Dataset rows
····················
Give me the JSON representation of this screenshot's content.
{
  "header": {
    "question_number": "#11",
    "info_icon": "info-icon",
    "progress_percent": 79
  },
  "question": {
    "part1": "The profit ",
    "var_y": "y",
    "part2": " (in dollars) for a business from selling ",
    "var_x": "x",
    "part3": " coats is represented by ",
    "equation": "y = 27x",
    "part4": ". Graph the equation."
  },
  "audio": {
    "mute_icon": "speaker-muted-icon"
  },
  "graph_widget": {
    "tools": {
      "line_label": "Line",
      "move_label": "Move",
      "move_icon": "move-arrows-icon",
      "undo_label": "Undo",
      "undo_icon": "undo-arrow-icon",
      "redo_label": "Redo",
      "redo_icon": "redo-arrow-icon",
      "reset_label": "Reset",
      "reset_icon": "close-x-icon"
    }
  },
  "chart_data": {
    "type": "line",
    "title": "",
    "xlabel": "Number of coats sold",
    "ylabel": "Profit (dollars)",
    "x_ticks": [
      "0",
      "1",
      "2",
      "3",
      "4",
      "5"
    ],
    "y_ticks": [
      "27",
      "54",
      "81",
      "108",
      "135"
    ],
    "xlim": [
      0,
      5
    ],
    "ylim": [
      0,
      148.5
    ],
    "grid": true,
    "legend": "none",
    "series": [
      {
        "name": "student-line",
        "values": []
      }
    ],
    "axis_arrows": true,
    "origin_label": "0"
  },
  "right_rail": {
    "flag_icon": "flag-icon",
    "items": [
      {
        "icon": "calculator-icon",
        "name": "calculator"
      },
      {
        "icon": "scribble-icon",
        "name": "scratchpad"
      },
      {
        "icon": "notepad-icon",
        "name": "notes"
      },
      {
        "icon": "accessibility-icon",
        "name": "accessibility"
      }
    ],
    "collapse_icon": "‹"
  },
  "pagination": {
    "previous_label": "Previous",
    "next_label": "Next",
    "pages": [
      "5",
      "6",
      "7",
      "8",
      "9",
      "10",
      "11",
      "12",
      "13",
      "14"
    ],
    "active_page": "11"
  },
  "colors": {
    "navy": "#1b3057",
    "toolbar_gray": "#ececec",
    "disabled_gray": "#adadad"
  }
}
····················
What is asked: Repeat the records above exactly, leaving none out.

The completed task:
Give me the JSON representation of this screenshot's content.
{
  "header": {
    "question_number": "#11",
    "info_icon": "info-icon",
    "progress_percent": 79
  },
  "question": {
    "part1": "The profit ",
    "var_y": "y",
    "part2": " (in dollars) for a business from selling ",
    "var_x": "x",
    "part3": " coats is represented by ",
    "equation": "y = 27x",
    "part4": ". Graph the equation."
  },
  "audio": {
    "mute_icon": "speaker-muted-icon"
  },
  "graph_widget": {
    "tools": {
      "line_label": "Line",
      "move_label": "Move",
      "move_icon": "move-arrows-icon",
      "undo_label": "Undo",
      "undo_icon": "undo-arrow-icon",
      "redo_label": "Redo",
      "redo_icon": "redo-arrow-icon",
      "reset_label": "Reset",
      "reset_icon": "close-x-icon"
    }
  },
  "chart_data": {
    "type": "line",
    "title": "",
    "xlabel": "Number of coats sold",
    "ylabel": "Profit (dollars)",
    "x_ticks": [
      "0",
      "1",
      "2",
      "3",
      "4",
      "5"
    ],
    "y_ticks": [
      "27",
      "54",
      "81",
      "108",
      "135"
    ],
    "xlim": [
      0,
      5
    ],
    "ylim": [
      0,
      148.5
    ],
    "grid": true,
    "legend": "none",
    "series": [
      {
        "name": "student-line",
        "values": []
      }
    ],
    "axis_arrows": true,
    "origin_label": "0"
  },
  "right_rail": {
    "flag_icon": "flag-icon",
    "items": [
      {
        "icon": "calculator-icon",
        "name": "calculator"
      },
      {
        "icon": "scribble-icon",
        "name": "scratchpad"
      },
      {
        "icon": "notepad-icon",
        "name": "notes"
      },
      {
        "icon": "accessibility-icon",
        "name": "accessibility"
      }
    ],
    "collapse_icon": "‹"
  },
  "pagination": {
    "previous_label": "Previous",
    "next_label": "Next",
    "pages": [
      "5",
      "6",
      "7",
      "8",
      "9",
      "10",
      "11",
      "12",
      "13",
      "14"
    ],
    "active_page": "11"
  },
  "colors": {
    "navy": "#1b3057",
    "toolbar_gray": "#ececec",
    "disabled_gray": "#adadad"
  }
}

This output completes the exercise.